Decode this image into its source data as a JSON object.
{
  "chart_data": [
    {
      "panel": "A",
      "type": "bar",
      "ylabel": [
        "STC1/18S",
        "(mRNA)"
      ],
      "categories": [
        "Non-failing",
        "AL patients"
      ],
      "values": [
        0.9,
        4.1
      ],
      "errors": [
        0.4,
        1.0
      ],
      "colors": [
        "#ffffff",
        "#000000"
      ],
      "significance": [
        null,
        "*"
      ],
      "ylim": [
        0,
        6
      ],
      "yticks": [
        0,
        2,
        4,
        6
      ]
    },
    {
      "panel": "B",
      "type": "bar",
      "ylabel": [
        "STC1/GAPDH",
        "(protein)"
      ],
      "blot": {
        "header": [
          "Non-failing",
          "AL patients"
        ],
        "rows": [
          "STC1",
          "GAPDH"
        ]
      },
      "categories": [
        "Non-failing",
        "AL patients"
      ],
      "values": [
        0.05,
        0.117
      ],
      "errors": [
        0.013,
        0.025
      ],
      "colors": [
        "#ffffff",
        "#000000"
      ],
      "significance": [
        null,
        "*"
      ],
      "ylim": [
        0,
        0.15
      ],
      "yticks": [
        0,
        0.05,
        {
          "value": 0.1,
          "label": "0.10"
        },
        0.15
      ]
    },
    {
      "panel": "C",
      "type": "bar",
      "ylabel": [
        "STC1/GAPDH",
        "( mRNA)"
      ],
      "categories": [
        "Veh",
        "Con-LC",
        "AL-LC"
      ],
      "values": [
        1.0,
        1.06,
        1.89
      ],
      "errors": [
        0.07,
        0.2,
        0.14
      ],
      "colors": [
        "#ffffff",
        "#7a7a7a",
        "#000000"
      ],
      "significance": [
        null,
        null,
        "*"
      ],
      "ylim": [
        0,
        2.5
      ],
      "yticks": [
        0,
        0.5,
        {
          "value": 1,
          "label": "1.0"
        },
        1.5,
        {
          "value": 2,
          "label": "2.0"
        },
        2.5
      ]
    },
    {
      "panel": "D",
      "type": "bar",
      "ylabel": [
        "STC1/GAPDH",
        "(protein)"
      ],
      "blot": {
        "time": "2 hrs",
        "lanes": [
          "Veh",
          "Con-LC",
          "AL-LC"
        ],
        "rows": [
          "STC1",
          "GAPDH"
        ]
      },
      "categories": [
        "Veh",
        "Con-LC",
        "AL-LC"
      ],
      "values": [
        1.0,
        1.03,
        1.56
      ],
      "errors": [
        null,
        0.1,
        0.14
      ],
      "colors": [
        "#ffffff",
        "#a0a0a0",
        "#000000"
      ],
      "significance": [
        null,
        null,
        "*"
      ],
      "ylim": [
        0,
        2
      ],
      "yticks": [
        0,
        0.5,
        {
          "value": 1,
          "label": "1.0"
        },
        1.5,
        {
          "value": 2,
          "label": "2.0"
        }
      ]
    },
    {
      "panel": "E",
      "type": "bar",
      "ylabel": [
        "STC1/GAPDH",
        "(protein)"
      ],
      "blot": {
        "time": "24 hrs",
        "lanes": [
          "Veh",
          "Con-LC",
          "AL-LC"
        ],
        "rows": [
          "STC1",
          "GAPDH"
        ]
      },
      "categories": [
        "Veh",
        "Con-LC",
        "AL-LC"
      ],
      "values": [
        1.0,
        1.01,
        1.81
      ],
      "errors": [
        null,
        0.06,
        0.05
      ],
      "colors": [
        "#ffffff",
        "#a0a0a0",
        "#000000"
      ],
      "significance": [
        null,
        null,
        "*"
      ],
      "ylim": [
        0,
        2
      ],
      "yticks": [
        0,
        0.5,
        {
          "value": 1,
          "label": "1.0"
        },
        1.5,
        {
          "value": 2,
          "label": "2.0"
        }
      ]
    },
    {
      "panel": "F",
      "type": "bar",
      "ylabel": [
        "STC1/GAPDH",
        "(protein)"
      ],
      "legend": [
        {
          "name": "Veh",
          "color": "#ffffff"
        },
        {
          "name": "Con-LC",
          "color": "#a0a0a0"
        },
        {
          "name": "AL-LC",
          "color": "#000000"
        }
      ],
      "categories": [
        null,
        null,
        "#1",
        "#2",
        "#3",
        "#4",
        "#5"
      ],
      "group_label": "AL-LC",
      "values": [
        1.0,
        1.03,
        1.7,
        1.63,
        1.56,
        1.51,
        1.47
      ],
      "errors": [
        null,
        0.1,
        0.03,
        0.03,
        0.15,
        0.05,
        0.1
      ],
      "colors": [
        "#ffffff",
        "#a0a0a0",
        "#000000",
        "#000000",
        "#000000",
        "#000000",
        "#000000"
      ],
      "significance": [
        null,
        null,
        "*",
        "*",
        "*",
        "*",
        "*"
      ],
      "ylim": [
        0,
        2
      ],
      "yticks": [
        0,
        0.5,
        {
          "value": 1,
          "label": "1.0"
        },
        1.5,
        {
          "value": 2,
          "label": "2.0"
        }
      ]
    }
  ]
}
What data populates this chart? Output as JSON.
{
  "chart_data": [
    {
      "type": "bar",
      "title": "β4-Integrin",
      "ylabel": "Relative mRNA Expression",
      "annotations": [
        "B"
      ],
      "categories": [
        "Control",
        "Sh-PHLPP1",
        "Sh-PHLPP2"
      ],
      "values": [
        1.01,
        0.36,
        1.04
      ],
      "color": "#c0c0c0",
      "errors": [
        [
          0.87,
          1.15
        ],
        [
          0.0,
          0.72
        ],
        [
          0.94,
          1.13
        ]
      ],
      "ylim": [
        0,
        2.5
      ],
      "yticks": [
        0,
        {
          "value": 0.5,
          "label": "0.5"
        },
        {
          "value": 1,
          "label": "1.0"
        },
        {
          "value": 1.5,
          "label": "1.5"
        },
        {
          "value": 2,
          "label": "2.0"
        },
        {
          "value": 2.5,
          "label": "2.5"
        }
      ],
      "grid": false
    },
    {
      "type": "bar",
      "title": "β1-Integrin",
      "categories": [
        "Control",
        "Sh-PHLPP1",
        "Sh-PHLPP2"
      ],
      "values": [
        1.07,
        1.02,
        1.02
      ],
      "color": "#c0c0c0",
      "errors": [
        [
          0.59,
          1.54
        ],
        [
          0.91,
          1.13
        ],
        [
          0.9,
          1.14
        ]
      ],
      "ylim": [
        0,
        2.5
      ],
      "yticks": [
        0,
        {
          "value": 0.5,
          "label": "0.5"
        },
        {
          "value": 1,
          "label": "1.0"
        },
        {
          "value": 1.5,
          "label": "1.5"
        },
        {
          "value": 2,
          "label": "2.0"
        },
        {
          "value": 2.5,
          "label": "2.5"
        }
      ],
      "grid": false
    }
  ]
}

----

**The task**
Transcribe the listing above in full, word for word.

**Written response**
Decode this image into its source data as a JSON object.
{
  "chart_data": [
    {
      "panel": "A",
      "type": "bar",
      "ylabel": [
        "STC1/18S",
        "(mRNA)"
      ],
      "categories": [
        "Non-failing",
        "AL patients"
      ],
      "values": [
        0.9,
        4.1
      ],
      "errors": [
        0.4,
        1.0
      ],
      "colors": [
        "#ffffff",
        "#000000"
      ],
      "significance": [
        null,
        "*"
      ],
      "ylim": [
        0,
        6
      ],
      "yticks": [
        0,
        2,
        4,
        6
      ]
    },
    {
      "panel": "B",
      "type": "bar",
      "ylabel": [
        "STC1/GAPDH",
        "(protein)"
      ],
      "blot": {
        "header": [
          "Non-failing",
          "AL patients"
        ],
        "rows": [
          "STC1",
          "GAPDH"
        ]
      },
      "categories": [
        "Non-failing",
        "AL patients"
      ],
      "values": [
        0.05,
        0.117
      ],
      "errors": [
        0.013,
        0.025
      ],
      "colors": [
        "#ffffff",
        "#000000"
      ],
      "significance": [
        null,
        "*"
      ],
      "ylim": [
        0,
        0.15
      ],
      "yticks": [
        0,
        0.05,
        {
          "value": 0.1,
          "label": "0.10"
        },
        0.15
      ]
    },
    {
      "panel": "C",
      "type": "bar",
      "ylabel": [
        "STC1/GAPDH",
        "( mRNA)"
      ],
      "categories": [
        "Veh",
        "Con-LC",
        "AL-LC"
      ],
      "values": [
        1.0,
        1.06,
        1.89
      ],
      "errors": [
        0.07,
        0.2,
        0.14
      ],
      "colors": [
        "#ffffff",
        "#7a7a7a",
        "#000000"
      ],
      "significance": [
        null,
        null,
        "*"
      ],
      "ylim": [
        0,
        2.5
      ],
      "yticks": [
        0,
        0.5,
        {
          "value": 1,
          "label": "1.0"
        },
        1.5,
        {
          "value": 2,
          "label": "2.0"
        },
        2.5
      ]
    },
    {
      "panel": "D",
      "type": "bar",
      "ylabel": [
        "STC1/GAPDH",
        "(protein)"
      ],
      "blot": {
        "time": "2 hrs",
        "lanes": [
          "Veh",
          "Con-LC",
          "AL-LC"
        ],
        "rows": [
          "STC1",
          "GAPDH"
        ]
      },
      "categories": [
        "Veh",
        "Con-LC",
        "AL-LC"
      ],
      "values": [
        1.0,
        1.03,
        1.56
      ],
      "errors": [
        null,
        0.1,
        0.14
      ],
      "colors": [
        "#ffffff",
        "#a0a0a0",
        "#000000"
      ],
      "significance": [
        null,
        null,
        "*"
      ],
      "ylim": [
        0,
        2
      ],
      "yticks": [
        0,
        0.5,
        {
          "value": 1,
          "label": "1.0"
        },
        1.5,
        {
          "value": 2,
          "label": "2.0"
        }
      ]
    },
    {
      "panel": "E",
      "type": "bar",
      "ylabel": [
        "STC1/GAPDH",
        "(protein)"
      ],
      "blot": {
        "time": "24 hrs",
        "lanes": [
          "Veh",
          "Con-LC",
          "AL-LC"
        ],
        "rows": [
          "STC1",
          "GAPDH"
        ]
      },
      "categories": [
        "Veh",
        "Con-LC",
        "AL-LC"
      ],
      "values": [
        1.0,
        1.01,
        1.81
      ],
      "errors": [
        null,
        0.06,
        0.05
      ],
      "colors": [
        "#ffffff",
        "#a0a0a0",
        "#000000"
      ],
      "significance": [
        null,
        null,
        "*"
      ],
      "ylim": [
        0,
        2
      ],
      "yticks": [
        0,
        0.5,
        {
          "value": 1,
          "label": "1.0"
        },
        1.5,
        {
          "value": 2,
          "label": "2.0"
        }
      ]
    },
    {
      "panel": "F",
      "type": "bar",
      "ylabel": [
        "STC1/GAPDH",
        "(protein)"
      ],
      "legend": [
        {
          "name": "Veh",
          "color": "#ffffff"
        },
        {
          "name": "Con-LC",
          "color": "#a0a0a0"
        },
        {
          "name": "AL-LC",
          "color": "#000000"
        }
      ],
      "categories": [
        null,
        null,
        "#1",
        "#2",
        "#3",
        "#4",
        "#5"
      ],
      "group_label": "AL-LC",
      "values": [
        1.0,
        1.03,
        1.7,
        1.63,
        1.56,
        1.51,
        1.47
      ],
      "errors": [
        null,
        0.1,
        0.03,
        0.03,
        0.15,
        0.05,
        0.1
      ],
      "colors": [
        "#ffffff",
        "#a0a0a0",
        "#000000",
        "#000000",
        "#000000",
        "#000000",
        "#000000"
      ],
      "significance": [
        null,
        null,
        "*",
        "*",
        "*",
        "*",
        "*"
      ],
      "ylim": [
        0,
        2
      ],
      "yticks": [
        0,
        0.5,
        {
          "value": 1,
          "label": "1.0"
        },
        1.5,
        {
          "value": 2,
          "label": "2.0"
        }
      ]
    }
  ]
}
What data populates this chart? Output as JSON.
{
  "chart_data": [
    {
      "type": "bar",
      "title": "β4-Integrin",
      "ylabel": "Relative mRNA Expression",
      "annotations": [
        "B"
      ],
      "categories": [
        "Control",
        "Sh-PHLPP1",
        "Sh-PHLPP2"
      ],
      "values": [
        1.01,
        0.36,
        1.04
      ],
      "color": "#c0c0c0",
      "errors": [
        [
          0.87,
          1.15
        ],
        [
          0.0,
          0.72
        ],
        [
          0.94,
          1.13
        ]
      ],
      "ylim": [
        0,
        2.5
      ],
      "yticks": [
        0,
        {
          "value": 0.5,
          "label": "0.5"
        },
        {
          "value": 1,
          "label": "1.0"
        },
        {
          "value": 1.5,
          "label": "1.5"
        },
        {
          "value": 2,
          "label": "2.0"
        },
        {
          "value": 2.5,
          "label": "2.5"
        }
      ],
      "grid": false
    },
    {
      "type": "bar",
      "title": "β1-Integrin",
      "categories": [
        "Control",
        "Sh-PHLPP1",
        "Sh-PHLPP2"
      ],
      "values": [
        1.07,
        1.02,
        1.02
      ],
      "color": "#c0c0c0",
      "errors": [
        [
          0.59,
          1.54
        ],
        [
          0.91,
          1.13
        ],
        [
          0.9,
          1.14
        ]
      ],
      "ylim": [
        0,
        2.5
      ],
      "yticks": [
        0,
        {
          "value": 0.5,
          "label": "0.5"
        },
        {
          "value": 1,
          "label": "1.0"
        },
        {
          "value": 1.5,
          "label": "1.5"
        },
        {
          "value": 2,
          "label": "2.0"
        },
        {
          "value": 2.5,
          "label": "2.5"
        }
      ],
      "grid": false
    }
  ]
}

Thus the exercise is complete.